--- Work to complete ---
Report how many lines below contain the word "opciones". Give only the number.

--- Material provided ---

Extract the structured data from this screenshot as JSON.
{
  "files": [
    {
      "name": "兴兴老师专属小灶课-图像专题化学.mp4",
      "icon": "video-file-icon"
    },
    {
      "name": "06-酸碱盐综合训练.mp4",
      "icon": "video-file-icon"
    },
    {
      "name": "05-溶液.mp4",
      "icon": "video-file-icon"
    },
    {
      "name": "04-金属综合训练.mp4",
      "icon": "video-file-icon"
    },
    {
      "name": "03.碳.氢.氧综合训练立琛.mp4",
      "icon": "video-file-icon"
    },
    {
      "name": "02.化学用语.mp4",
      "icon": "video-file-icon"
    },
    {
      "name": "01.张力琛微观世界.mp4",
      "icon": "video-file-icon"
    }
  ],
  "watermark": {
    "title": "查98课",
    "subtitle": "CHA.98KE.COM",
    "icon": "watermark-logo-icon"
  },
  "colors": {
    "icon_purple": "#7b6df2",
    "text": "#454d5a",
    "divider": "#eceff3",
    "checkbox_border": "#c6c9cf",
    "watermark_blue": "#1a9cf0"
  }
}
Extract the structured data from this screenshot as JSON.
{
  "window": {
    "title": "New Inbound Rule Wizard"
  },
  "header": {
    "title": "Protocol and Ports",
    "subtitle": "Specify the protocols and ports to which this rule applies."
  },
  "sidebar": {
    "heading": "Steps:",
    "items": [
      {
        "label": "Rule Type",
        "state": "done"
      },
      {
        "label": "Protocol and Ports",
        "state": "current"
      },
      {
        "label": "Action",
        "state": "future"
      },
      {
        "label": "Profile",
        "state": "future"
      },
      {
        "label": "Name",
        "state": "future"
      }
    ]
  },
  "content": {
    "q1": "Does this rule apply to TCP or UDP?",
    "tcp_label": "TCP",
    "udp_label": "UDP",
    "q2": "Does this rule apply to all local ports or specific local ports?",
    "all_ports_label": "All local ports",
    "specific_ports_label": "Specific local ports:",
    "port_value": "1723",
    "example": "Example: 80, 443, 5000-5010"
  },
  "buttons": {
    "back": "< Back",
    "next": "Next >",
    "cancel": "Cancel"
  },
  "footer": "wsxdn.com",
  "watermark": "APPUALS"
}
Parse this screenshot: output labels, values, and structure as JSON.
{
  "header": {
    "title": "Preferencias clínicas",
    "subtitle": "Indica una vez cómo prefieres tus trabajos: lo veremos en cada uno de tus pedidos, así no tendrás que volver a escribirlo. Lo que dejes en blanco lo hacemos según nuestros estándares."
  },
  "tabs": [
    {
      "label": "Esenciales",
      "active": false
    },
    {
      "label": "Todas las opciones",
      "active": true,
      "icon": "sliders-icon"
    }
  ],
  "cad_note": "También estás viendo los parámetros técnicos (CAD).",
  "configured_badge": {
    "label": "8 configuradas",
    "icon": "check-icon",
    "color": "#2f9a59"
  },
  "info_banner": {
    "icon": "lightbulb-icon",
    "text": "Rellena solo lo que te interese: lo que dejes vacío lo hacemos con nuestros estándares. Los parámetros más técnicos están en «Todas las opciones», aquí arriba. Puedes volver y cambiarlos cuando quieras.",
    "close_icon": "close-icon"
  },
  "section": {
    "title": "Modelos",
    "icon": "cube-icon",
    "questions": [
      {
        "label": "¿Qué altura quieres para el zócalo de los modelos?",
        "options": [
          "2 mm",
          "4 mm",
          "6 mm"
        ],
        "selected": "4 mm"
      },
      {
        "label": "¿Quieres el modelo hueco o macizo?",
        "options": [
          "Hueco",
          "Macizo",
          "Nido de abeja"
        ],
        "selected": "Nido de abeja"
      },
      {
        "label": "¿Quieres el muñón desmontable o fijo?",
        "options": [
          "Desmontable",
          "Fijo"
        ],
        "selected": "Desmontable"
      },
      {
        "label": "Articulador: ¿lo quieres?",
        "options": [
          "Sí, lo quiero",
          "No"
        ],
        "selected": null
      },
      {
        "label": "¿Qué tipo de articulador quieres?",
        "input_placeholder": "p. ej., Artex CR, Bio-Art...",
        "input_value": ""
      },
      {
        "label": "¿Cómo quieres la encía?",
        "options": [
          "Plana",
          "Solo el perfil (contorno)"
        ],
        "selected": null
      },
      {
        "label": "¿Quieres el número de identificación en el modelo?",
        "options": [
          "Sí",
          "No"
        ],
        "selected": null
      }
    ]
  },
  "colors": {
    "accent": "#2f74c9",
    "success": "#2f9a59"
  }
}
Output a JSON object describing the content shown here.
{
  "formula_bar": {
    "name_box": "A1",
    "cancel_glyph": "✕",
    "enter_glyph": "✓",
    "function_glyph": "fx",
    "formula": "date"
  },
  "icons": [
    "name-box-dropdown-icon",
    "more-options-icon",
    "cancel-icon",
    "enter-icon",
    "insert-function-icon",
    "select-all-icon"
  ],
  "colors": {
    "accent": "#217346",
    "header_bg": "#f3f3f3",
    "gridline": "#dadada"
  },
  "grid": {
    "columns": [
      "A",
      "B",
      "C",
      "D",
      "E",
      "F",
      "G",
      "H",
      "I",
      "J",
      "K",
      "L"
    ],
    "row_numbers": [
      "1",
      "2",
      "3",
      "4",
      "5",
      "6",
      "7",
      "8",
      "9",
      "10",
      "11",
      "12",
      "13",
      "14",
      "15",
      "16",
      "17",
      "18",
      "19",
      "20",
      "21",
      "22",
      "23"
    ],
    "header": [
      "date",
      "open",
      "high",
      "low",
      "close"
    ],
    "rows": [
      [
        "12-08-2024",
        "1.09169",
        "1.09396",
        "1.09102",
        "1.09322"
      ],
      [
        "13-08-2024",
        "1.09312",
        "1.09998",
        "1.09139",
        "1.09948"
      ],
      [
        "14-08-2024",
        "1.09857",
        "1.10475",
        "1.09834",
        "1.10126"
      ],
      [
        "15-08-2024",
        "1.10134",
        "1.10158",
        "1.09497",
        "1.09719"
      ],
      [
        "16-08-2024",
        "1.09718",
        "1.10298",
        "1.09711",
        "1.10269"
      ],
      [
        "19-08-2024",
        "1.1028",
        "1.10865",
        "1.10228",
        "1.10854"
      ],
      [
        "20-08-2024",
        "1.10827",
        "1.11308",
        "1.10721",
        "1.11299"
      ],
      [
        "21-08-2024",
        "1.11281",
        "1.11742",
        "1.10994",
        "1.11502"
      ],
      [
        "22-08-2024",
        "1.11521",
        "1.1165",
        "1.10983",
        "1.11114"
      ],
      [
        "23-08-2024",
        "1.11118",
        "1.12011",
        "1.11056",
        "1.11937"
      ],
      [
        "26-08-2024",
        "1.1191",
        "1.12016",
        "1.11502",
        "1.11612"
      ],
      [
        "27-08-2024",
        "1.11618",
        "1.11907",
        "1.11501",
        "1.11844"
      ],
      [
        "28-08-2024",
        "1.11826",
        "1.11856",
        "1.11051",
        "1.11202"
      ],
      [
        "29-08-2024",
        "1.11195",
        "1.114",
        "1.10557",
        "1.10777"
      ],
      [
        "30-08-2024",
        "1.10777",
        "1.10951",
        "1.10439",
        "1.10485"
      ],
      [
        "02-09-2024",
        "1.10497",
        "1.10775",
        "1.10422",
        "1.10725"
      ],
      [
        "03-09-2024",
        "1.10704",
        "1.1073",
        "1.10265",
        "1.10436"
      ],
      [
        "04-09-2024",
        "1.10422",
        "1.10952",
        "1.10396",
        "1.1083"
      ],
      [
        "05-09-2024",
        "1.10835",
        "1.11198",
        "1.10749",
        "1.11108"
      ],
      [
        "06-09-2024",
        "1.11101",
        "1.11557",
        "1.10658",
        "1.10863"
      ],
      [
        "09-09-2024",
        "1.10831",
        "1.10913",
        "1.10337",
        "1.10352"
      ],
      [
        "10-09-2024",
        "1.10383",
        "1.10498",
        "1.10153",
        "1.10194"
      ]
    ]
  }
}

--- Completed task ---
2